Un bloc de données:
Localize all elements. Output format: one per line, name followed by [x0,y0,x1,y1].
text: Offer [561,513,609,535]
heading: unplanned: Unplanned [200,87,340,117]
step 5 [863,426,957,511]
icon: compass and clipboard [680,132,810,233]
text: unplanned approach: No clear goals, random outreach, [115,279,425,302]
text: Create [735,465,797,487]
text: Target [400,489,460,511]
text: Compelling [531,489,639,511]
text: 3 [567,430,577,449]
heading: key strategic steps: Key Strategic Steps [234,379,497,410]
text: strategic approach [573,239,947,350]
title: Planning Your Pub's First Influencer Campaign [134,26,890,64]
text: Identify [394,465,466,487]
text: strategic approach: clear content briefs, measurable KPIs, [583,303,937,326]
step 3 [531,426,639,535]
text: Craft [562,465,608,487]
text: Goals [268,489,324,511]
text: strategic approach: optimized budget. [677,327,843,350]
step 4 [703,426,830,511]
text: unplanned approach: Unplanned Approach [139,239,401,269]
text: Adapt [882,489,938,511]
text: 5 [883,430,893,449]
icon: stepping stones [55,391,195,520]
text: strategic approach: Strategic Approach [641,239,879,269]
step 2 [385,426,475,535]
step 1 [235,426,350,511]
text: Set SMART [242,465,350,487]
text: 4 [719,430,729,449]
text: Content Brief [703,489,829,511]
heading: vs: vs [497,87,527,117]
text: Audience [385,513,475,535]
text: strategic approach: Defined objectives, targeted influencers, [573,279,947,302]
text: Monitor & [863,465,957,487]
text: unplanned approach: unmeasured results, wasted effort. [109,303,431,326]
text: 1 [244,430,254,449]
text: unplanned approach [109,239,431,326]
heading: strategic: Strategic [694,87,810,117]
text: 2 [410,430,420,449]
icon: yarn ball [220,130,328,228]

CONSIGNE: Recopiez à l'identique toutes les lignes du matériau ci-dessus, de la première à la dernière.

RÉSULTAT DE L'EXERCICE:
Localize all elements. Output format: one per line, name followed by [x0,y0,x1,y1].
text: Offer [561,513,609,535]
heading: unplanned: Unplanned [200,87,340,117]
step 5 [863,426,957,511]
icon: compass and clipboard [680,132,810,233]
text: unplanned approach: No clear goals, random outreach, [115,279,425,302]
text: Create [735,465,797,487]
text: Target [400,489,460,511]
text: Compelling [531,489,639,511]
text: 3 [567,430,577,449]
heading: key strategic steps: Key Strategic Steps [234,379,497,410]
text: strategic approach [573,239,947,350]
title: Planning Your Pub's First Influencer Campaign [134,26,890,64]
text: Identify [394,465,466,487]
text: strategic approach: clear content briefs, measurable KPIs, [583,303,937,326]
step 3 [531,426,639,535]
text: Craft [562,465,608,487]
text: Goals [268,489,324,511]
text: strategic approach: optimized budget. [677,327,843,350]
step 4 [703,426,830,511]
text: unplanned approach: Unplanned Approach [139,239,401,269]
text: Adapt [882,489,938,511]
text: 5 [883,430,893,449]
icon: stepping stones [55,391,195,520]
text: strategic approach: Strategic Approach [641,239,879,269]
step 2 [385,426,475,535]
step 1 [235,426,350,511]
text: Set SMART [242,465,350,487]
text: 4 [719,430,729,449]
text: Content Brief [703,489,829,511]
heading: vs: vs [497,87,527,117]
text: Audience [385,513,475,535]
text: strategic approach: Defined objectives, targeted influencers, [573,279,947,302]
text: Monitor & [863,465,957,487]
text: unplanned approach: unmeasured results, wasted effort. [109,303,431,326]
text: 1 [244,430,254,449]
text: unplanned approach [109,239,431,326]
heading: strategic: Strategic [694,87,810,117]
text: 2 [410,430,420,449]
icon: yarn ball [220,130,328,228]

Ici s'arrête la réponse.